> WHAT THE TASK ASKS:
An exact copy of every entry is the answer here, with no pictures.
--- TASK INPUTS Enclosed Below ---
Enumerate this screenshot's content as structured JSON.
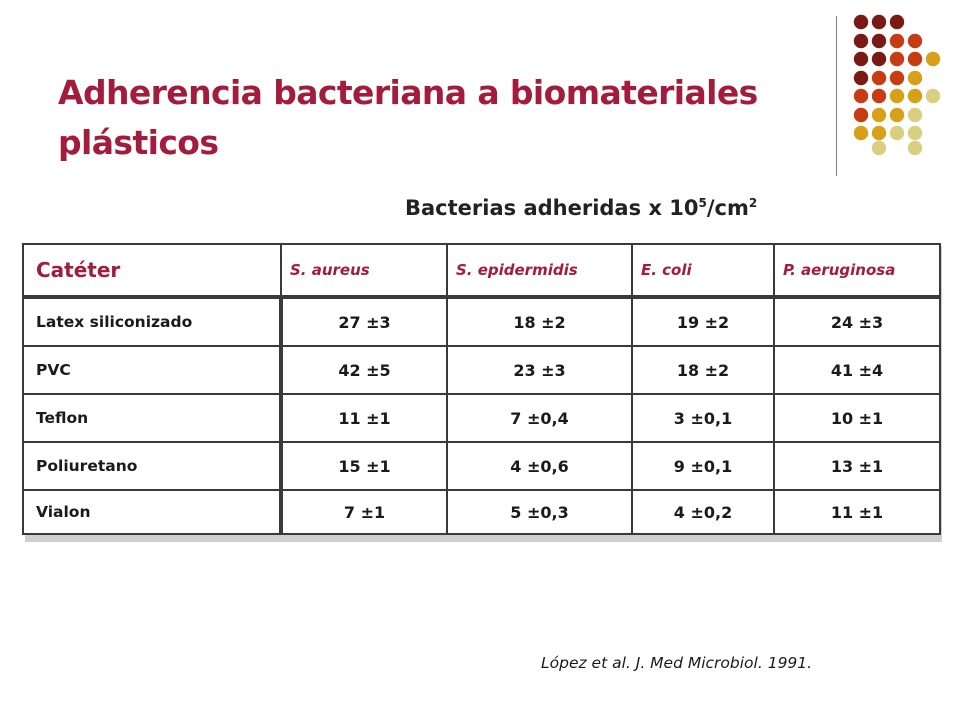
{
  "slide": {
    "title": "Adherencia bacteriana a biomateriales plásticos",
    "subtitle_base": "Bacterias adheridas x 10",
    "subtitle_exp1": "5",
    "subtitle_mid": "/cm",
    "subtitle_exp2": "2",
    "citation": "López et al. J. Med Microbiol. 1991."
  },
  "colors": {
    "title": "#a31c3c",
    "dot_dark": "#7a1a14",
    "dot_red": "#c83c14",
    "dot_orange": "#d8a018",
    "dot_light": "#d8d080"
  },
  "table": {
    "headers": [
      "Catéter",
      "S. aureus",
      "S. epidermidis",
      "E. coli",
      "P. aeruginosa"
    ],
    "rows": [
      {
        "label": "Latex siliconizado",
        "values": [
          "27 ±3",
          "18 ±2",
          "19 ±2",
          "24 ±3"
        ]
      },
      {
        "label": "PVC",
        "values": [
          "42 ±5",
          "23 ±3",
          "18 ±2",
          "41 ±4"
        ]
      },
      {
        "label": "Teflon",
        "values": [
          "11 ±1",
          "7 ±0,4",
          "3 ±0,1",
          "10 ±1"
        ]
      },
      {
        "label": "Poliuretano",
        "values": [
          "15 ±1",
          "4 ±0,6",
          "9 ±0,1",
          "13 ±1"
        ]
      },
      {
        "label": "Vialon",
        "values": [
          "7 ±1",
          "5 ±0,3",
          "4 ±0,2",
          "11 ±1"
        ]
      }
    ]
  }
}
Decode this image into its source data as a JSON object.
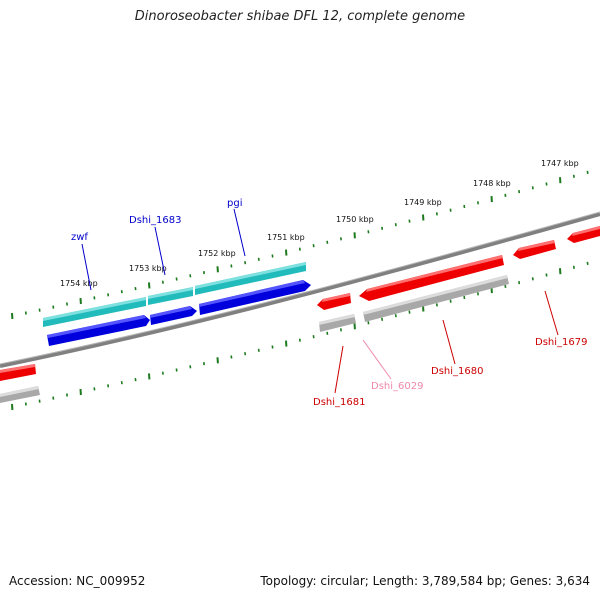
{
  "title": "Dinoroseobacter shibae DFL 12, complete genome",
  "footer": {
    "accession": "Accession: NC_009952",
    "summary": "Topology: circular; Length: 3,789,584 bp; Genes: 3,634"
  },
  "scale": {
    "unit": "kbp",
    "ticks": [
      "1747 kbp",
      "1748 kbp",
      "1749 kbp",
      "1750 kbp",
      "1751 kbp",
      "1752 kbp",
      "1753 kbp",
      "1754 kbp"
    ]
  },
  "genes": {
    "zwf": "zwf",
    "dshi_1683": "Dshi_1683",
    "pgi": "pgi",
    "dshi_1681": "Dshi_1681",
    "dshi_6029": "Dshi_6029",
    "dshi_1680": "Dshi_1680",
    "dshi_1679": "Dshi_1679"
  },
  "colors": {
    "backbone": "#808080",
    "tick": "#1e7a1e",
    "cds_forward": "#0000dd",
    "gene_forward": "#22bbbb",
    "cds_reverse": "#ee0000",
    "gene_reverse": "#a8a8a8",
    "label_forward": "#0000cc",
    "label_reverse": "#cc0000",
    "label_pseudo": "#ee88aa"
  }
}
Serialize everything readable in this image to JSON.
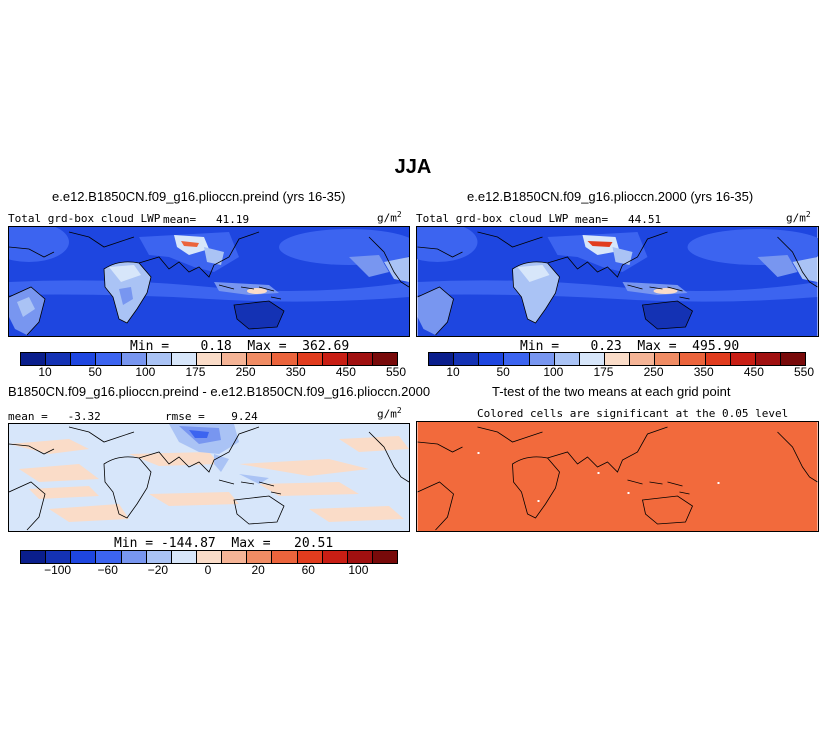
{
  "title": "JJA",
  "panels": {
    "p1": {
      "title": "e.e12.B1850CN.f09_g16.plioccn.preind (yrs 16-35)",
      "left_label": "Total grd-box cloud LWP",
      "mean_text": "mean=   41.19",
      "unit": "g/m",
      "unit_exp": "2",
      "minmax": "Min =    0.18  Max =  362.69"
    },
    "p2": {
      "title": "e.e12.B1850CN.f09_g16.plioccn.2000 (yrs 16-35)",
      "left_label": "Total grd-box cloud LWP",
      "mean_text": "mean=   44.51",
      "unit": "g/m",
      "unit_exp": "2",
      "minmax": "Min =    0.23  Max =  495.90"
    },
    "p3": {
      "title": "B1850CN.f09_g16.plioccn.preind - e.e12.B1850CN.f09_g16.plioccn.2000",
      "left_label": "mean =   -3.32",
      "rmse_text": "rmse =    9.24",
      "unit": "g/m",
      "unit_exp": "2",
      "minmax": "Min = -144.87  Max =   20.51"
    },
    "p4": {
      "title": "T-test of the two means at each grid point",
      "subtitle": "Colored cells are significant at the 0.05 level"
    }
  },
  "colorbars": {
    "abs_colors": [
      "#0a1e8c",
      "#1432b4",
      "#1e46e0",
      "#3c64f0",
      "#7896f0",
      "#aac3f5",
      "#d7e6fa",
      "#fadcc8",
      "#f5b496",
      "#f08c64",
      "#eb643c",
      "#e13c1e",
      "#c81e14",
      "#a01010",
      "#780a0a"
    ],
    "abs_labels": [
      "10",
      "50",
      "100",
      "175",
      "250",
      "350",
      "450",
      "550"
    ],
    "diff_colors": [
      "#0a1e8c",
      "#1432b4",
      "#1e46e0",
      "#3c64f0",
      "#7896f0",
      "#aac3f5",
      "#d7e6fa",
      "#fadcc8",
      "#f5b496",
      "#f08c64",
      "#eb643c",
      "#e13c1e",
      "#c81e14",
      "#a01010",
      "#780a0a"
    ],
    "diff_labels": [
      "−100",
      "−60",
      "−20",
      "0",
      "20",
      "60",
      "100"
    ]
  },
  "map_colors": {
    "ocean_base": "#1e46e0",
    "low": "#3c64f0",
    "mid": "#7896f0",
    "light": "#aac3f5",
    "pale": "#d7e6fa",
    "warm": "#fadcc8",
    "hot": "#eb643c",
    "ttest_fill": "#f26a3c",
    "diff_base": "#d7e6fa"
  }
}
--- End of Enclosed TASK INPUTS ---
> ANSWER TO THIS EXERCISE:
Enumerate this screenshot's content as structured JSON.
{
  "slide": {
    "title": "Adherencia bacteriana a biomateriales plásticos",
    "subtitle_base": "Bacterias adheridas x 10",
    "subtitle_exp1": "5",
    "subtitle_mid": "/cm",
    "subtitle_exp2": "2",
    "citation": "López et al. J. Med Microbiol. 1991."
  },
  "colors": {
    "title": "#a31c3c",
    "dot_dark": "#7a1a14",
    "dot_red": "#c83c14",
    "dot_orange": "#d8a018",
    "dot_light": "#d8d080"
  },
  "table": {
    "headers": [
      "Catéter",
      "S. aureus",
      "S. epidermidis",
      "E. coli",
      "P. aeruginosa"
    ],
    "rows": [
      {
        "label": "Latex siliconizado",
        "values": [
          "27 ±3",
          "18 ±2",
          "19 ±2",
          "24 ±3"
        ]
      },
      {
        "label": "PVC",
        "values": [
          "42 ±5",
          "23 ±3",
          "18 ±2",
          "41 ±4"
        ]
      },
      {
        "label": "Teflon",
        "values": [
          "11 ±1",
          "7 ±0,4",
          "3 ±0,1",
          "10 ±1"
        ]
      },
      {
        "label": "Poliuretano",
        "values": [
          "15 ±1",
          "4 ±0,6",
          "9 ±0,1",
          "13 ±1"
        ]
      },
      {
        "label": "Vialon",
        "values": [
          "7 ±1",
          "5 ±0,3",
          "4 ±0,2",
          "11 ±1"
        ]
      }
    ]
  }
}
Decode this image into its source data as a JSON object.
{
  "title": "Dinoroseobacter shibae DFL 12, complete genome",
  "footer": {
    "accession": "Accession: NC_009952",
    "summary": "Topology: circular; Length: 3,789,584 bp; Genes: 3,634"
  },
  "scale": {
    "unit": "kbp",
    "ticks": [
      "1747 kbp",
      "1748 kbp",
      "1749 kbp",
      "1750 kbp",
      "1751 kbp",
      "1752 kbp",
      "1753 kbp",
      "1754 kbp"
    ]
  },
  "genes": {
    "zwf": "zwf",
    "dshi_1683": "Dshi_1683",
    "pgi": "pgi",
    "dshi_1681": "Dshi_1681",
    "dshi_6029": "Dshi_6029",
    "dshi_1680": "Dshi_1680",
    "dshi_1679": "Dshi_1679"
  },
  "colors": {
    "backbone": "#808080",
    "tick": "#1e7a1e",
    "cds_forward": "#0000dd",
    "gene_forward": "#22bbbb",
    "cds_reverse": "#ee0000",
    "gene_reverse": "#a8a8a8",
    "label_forward": "#0000cc",
    "label_reverse": "#cc0000",
    "label_pseudo": "#ee88aa"
  }
}
Serialize everything readable in this image to JSON.
{
  "title": "JJA",
  "panels": {
    "p1": {
      "title": "e.e12.B1850CN.f09_g16.plioccn.preind (yrs 16-35)",
      "left_label": "Total grd-box cloud LWP",
      "mean_text": "mean=   41.19",
      "unit": "g/m",
      "unit_exp": "2",
      "minmax": "Min =    0.18  Max =  362.69"
    },
    "p2": {
      "title": "e.e12.B1850CN.f09_g16.plioccn.2000 (yrs 16-35)",
      "left_label": "Total grd-box cloud LWP",
      "mean_text": "mean=   44.51",
      "unit": "g/m",
      "unit_exp": "2",
      "minmax": "Min =    0.23  Max =  495.90"
    },
    "p3": {
      "title": "B1850CN.f09_g16.plioccn.preind - e.e12.B1850CN.f09_g16.plioccn.2000",
      "left_label": "mean =   -3.32",
      "rmse_text": "rmse =    9.24",
      "unit": "g/m",
      "unit_exp": "2",
      "minmax": "Min = -144.87  Max =   20.51"
    },
    "p4": {
      "title": "T-test of the two means at each grid point",
      "subtitle": "Colored cells are significant at the 0.05 level"
    }
  },
  "colorbars": {
    "abs_colors": [
      "#0a1e8c",
      "#1432b4",
      "#1e46e0",
      "#3c64f0",
      "#7896f0",
      "#aac3f5",
      "#d7e6fa",
      "#fadcc8",
      "#f5b496",
      "#f08c64",
      "#eb643c",
      "#e13c1e",
      "#c81e14",
      "#a01010",
      "#780a0a"
    ],
    "abs_labels": [
      "10",
      "50",
      "100",
      "175",
      "250",
      "350",
      "450",
      "550"
    ],
    "diff_colors": [
      "#0a1e8c",
      "#1432b4",
      "#1e46e0",
      "#3c64f0",
      "#7896f0",
      "#aac3f5",
      "#d7e6fa",
      "#fadcc8",
      "#f5b496",
      "#f08c64",
      "#eb643c",
      "#e13c1e",
      "#c81e14",
      "#a01010",
      "#780a0a"
    ],
    "diff_labels": [
      "−100",
      "−60",
      "−20",
      "0",
      "20",
      "60",
      "100"
    ]
  },
  "map_colors": {
    "ocean_base": "#1e46e0",
    "low": "#3c64f0",
    "mid": "#7896f0",
    "light": "#aac3f5",
    "pale": "#d7e6fa",
    "warm": "#fadcc8",
    "hot": "#eb643c",
    "ttest_fill": "#f26a3c",
    "diff_base": "#d7e6fa"
  }
}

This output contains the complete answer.